→ EXERCISE INSTRUCTIONS:
In the material below, find all lines with the string "cache" and copy them.
## begin SUPPLIED MATERIAL
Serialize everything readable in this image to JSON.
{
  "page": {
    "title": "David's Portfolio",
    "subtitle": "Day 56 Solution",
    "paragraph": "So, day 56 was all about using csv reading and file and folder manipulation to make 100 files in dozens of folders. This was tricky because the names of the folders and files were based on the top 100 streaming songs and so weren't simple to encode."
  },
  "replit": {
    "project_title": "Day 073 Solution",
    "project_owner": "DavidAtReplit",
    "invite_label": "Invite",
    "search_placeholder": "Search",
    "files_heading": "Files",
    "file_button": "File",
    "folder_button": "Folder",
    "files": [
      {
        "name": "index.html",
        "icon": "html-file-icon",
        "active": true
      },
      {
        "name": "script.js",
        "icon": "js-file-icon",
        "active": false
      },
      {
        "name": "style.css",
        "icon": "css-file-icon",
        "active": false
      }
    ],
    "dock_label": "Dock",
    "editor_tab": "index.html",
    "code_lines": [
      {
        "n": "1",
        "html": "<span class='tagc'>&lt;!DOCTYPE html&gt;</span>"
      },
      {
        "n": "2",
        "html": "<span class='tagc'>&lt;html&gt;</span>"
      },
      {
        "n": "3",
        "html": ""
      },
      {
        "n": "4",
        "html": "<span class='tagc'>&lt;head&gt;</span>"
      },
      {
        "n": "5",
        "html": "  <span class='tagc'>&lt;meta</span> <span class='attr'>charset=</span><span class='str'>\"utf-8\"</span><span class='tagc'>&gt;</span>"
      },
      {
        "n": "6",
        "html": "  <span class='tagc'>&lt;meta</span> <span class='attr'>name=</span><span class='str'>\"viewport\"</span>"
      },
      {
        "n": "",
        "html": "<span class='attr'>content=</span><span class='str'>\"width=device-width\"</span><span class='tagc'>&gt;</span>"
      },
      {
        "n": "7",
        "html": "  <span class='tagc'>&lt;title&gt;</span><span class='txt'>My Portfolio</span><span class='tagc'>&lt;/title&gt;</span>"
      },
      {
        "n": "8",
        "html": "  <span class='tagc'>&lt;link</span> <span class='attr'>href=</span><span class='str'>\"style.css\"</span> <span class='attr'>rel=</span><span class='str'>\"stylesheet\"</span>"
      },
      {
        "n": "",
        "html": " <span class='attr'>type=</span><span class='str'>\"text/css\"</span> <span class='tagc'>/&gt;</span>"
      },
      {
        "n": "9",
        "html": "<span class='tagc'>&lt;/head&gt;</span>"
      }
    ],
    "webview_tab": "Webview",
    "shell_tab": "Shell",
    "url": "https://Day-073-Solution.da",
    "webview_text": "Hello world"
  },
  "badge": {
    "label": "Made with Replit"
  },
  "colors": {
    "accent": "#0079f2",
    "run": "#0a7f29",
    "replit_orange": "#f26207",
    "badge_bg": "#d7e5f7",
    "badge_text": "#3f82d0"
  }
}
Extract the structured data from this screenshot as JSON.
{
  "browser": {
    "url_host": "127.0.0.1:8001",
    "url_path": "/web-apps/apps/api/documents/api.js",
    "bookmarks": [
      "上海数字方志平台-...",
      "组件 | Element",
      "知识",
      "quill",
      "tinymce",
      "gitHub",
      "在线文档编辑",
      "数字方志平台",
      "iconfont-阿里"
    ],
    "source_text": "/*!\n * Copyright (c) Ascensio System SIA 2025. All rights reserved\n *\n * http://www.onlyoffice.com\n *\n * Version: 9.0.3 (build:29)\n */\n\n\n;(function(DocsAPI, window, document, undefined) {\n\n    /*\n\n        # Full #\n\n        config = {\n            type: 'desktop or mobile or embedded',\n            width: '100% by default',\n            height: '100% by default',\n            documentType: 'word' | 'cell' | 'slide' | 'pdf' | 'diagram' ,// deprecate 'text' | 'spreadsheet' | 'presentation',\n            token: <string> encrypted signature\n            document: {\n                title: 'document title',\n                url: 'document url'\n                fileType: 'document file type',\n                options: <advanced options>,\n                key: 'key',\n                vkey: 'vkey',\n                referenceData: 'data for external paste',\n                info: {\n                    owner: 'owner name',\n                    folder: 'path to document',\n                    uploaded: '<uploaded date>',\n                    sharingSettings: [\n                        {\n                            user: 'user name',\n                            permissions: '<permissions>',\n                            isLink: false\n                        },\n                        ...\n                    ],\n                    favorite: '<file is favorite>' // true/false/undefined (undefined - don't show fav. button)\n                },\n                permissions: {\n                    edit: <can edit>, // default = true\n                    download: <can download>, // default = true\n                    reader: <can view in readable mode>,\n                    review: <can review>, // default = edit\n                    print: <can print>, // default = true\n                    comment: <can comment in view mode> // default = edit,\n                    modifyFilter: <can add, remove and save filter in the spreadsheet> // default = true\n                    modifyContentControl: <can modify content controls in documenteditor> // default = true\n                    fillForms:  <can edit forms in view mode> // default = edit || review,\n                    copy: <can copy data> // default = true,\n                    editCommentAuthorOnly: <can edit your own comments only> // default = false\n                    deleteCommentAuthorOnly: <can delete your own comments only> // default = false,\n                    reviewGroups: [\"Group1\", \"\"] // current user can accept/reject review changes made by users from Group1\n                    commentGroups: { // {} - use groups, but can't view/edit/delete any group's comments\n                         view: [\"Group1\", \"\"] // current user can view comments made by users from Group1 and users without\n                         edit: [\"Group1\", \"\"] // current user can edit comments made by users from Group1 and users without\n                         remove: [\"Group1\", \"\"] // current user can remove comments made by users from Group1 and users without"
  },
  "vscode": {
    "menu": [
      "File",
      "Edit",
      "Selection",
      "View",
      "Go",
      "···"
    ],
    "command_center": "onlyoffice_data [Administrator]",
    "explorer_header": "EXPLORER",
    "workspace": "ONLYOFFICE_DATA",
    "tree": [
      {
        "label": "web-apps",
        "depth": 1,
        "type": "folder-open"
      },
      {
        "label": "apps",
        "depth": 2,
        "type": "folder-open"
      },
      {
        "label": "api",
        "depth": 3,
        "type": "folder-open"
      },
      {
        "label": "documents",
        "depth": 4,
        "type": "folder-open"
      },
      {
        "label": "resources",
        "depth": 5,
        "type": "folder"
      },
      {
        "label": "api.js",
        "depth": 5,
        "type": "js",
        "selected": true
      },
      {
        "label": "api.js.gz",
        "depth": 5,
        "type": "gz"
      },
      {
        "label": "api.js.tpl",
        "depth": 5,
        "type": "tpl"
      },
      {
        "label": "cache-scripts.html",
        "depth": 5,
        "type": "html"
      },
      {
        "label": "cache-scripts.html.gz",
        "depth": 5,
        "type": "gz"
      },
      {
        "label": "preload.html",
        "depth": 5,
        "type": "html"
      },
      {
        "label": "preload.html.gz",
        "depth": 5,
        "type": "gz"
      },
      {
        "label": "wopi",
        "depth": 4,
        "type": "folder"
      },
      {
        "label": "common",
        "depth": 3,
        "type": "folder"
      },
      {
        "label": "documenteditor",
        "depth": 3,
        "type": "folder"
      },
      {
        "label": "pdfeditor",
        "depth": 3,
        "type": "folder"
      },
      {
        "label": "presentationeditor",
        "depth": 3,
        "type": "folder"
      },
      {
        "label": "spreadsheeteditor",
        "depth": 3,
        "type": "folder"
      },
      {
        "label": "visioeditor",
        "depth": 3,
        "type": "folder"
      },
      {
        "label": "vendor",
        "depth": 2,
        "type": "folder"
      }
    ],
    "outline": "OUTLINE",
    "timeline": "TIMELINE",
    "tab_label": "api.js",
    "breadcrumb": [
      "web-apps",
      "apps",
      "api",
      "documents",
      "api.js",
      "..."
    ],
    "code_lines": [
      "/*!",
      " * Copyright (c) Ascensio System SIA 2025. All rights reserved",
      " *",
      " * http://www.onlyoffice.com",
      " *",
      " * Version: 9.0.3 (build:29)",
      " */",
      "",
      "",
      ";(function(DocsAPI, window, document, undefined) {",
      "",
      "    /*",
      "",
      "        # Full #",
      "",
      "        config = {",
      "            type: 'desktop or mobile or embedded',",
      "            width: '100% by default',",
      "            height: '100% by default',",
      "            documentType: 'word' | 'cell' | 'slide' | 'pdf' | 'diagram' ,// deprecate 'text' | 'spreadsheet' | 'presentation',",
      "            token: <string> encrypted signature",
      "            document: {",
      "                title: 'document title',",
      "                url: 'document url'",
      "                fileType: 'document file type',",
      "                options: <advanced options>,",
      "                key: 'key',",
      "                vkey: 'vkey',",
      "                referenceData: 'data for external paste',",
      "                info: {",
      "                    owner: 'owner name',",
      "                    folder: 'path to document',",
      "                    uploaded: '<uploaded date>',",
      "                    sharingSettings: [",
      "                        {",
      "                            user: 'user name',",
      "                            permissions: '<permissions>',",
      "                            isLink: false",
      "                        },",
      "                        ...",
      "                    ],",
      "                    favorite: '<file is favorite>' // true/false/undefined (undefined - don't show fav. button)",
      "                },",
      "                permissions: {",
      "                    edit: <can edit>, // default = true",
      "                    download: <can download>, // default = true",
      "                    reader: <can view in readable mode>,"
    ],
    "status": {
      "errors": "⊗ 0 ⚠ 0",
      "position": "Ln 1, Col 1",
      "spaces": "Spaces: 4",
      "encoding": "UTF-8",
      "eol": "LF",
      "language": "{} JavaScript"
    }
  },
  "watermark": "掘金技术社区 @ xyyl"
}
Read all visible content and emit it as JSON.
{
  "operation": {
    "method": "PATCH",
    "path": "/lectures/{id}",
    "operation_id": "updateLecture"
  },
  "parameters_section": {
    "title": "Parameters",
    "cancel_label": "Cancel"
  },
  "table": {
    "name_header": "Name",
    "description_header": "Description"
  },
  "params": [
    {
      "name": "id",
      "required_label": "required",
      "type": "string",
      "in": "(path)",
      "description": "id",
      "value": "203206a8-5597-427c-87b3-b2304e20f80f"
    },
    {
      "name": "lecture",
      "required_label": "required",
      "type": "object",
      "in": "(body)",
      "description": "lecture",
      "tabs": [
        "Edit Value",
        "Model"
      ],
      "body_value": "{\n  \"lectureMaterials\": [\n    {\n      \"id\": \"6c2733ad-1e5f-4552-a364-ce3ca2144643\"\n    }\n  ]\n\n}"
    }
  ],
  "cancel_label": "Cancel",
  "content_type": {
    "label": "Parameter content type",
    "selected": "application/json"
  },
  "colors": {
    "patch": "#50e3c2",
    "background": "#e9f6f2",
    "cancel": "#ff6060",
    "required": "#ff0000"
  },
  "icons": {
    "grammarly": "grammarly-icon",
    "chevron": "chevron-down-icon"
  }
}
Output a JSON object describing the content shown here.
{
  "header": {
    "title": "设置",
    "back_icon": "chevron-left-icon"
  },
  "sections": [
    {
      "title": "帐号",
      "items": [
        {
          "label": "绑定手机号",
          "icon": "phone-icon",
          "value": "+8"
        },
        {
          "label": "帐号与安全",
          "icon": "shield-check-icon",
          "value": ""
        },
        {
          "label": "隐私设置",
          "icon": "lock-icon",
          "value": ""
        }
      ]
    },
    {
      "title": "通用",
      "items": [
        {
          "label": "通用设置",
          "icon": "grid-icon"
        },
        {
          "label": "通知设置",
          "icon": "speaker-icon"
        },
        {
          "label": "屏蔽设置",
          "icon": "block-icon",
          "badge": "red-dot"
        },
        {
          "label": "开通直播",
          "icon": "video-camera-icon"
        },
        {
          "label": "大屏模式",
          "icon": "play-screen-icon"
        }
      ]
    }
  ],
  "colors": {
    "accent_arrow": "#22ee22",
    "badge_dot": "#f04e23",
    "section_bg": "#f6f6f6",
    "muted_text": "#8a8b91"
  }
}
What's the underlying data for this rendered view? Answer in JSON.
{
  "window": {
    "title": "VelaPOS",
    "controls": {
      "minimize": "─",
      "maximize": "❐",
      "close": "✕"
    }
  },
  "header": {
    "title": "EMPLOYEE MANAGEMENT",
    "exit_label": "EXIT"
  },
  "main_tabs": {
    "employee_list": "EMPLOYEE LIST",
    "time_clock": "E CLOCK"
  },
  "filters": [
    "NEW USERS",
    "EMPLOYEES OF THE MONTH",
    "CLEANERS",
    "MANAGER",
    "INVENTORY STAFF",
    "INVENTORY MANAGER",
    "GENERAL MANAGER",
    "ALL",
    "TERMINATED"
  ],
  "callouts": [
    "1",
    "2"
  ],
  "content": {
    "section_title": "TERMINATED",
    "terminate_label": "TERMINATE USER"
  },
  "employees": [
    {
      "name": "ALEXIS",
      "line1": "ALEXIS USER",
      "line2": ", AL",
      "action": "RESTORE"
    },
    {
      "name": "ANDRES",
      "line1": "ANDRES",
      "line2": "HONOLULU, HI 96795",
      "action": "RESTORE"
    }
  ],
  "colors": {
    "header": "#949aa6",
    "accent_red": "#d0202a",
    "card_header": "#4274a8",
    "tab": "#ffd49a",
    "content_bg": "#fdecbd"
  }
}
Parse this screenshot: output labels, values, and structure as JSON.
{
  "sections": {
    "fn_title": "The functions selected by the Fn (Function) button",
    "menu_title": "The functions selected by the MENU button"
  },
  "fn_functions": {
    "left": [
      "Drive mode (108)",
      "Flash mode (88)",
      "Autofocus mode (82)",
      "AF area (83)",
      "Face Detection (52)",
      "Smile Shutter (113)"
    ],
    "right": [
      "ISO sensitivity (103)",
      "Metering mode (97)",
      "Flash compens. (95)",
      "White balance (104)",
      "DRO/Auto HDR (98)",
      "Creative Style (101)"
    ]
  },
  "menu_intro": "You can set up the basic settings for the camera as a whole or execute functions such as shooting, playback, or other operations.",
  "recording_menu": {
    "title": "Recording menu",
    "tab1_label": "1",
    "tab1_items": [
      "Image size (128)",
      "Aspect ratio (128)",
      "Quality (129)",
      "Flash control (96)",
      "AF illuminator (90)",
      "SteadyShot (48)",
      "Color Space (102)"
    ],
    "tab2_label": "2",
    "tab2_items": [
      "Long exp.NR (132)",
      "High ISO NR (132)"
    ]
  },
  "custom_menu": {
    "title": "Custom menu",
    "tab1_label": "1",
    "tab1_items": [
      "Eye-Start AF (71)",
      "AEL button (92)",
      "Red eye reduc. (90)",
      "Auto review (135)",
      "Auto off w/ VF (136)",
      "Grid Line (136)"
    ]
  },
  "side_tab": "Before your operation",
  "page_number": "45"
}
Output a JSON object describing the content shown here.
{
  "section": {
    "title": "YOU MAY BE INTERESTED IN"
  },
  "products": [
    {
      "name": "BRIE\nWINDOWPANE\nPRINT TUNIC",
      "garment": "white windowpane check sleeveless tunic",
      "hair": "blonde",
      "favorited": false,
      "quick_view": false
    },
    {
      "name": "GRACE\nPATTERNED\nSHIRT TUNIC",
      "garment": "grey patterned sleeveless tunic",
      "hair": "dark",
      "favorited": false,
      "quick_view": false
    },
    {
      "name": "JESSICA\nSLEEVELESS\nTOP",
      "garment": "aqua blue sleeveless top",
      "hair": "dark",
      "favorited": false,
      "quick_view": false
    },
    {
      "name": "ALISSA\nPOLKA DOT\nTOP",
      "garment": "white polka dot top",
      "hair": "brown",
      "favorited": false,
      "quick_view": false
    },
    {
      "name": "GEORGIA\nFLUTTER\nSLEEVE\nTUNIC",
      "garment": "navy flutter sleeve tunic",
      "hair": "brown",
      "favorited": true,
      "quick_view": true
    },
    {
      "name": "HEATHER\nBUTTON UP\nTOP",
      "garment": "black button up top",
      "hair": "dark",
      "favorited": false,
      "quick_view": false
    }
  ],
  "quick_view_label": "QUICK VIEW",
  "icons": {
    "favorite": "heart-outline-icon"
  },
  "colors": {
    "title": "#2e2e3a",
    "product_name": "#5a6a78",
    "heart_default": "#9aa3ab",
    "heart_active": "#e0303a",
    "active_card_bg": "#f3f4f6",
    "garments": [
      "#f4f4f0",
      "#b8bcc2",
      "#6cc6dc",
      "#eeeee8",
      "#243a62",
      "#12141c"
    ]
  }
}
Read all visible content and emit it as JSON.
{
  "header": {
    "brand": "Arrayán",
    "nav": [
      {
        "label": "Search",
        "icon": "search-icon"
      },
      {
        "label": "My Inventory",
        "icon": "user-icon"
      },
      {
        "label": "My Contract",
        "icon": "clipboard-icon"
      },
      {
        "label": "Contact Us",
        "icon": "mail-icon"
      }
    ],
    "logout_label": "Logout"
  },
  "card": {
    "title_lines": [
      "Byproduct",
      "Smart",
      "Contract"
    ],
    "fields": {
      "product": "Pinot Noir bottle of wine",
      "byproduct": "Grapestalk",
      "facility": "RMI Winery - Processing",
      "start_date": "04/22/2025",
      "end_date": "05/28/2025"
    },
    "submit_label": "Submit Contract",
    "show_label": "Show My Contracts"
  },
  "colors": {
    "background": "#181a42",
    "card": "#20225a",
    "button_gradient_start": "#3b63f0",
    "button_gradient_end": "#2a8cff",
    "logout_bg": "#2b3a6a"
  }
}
## end SUPPLIED MATERIAL
→ RIGHT ANSWER:
        "label": "cache-scripts.html",
        "label": "cache-scripts.html.gz",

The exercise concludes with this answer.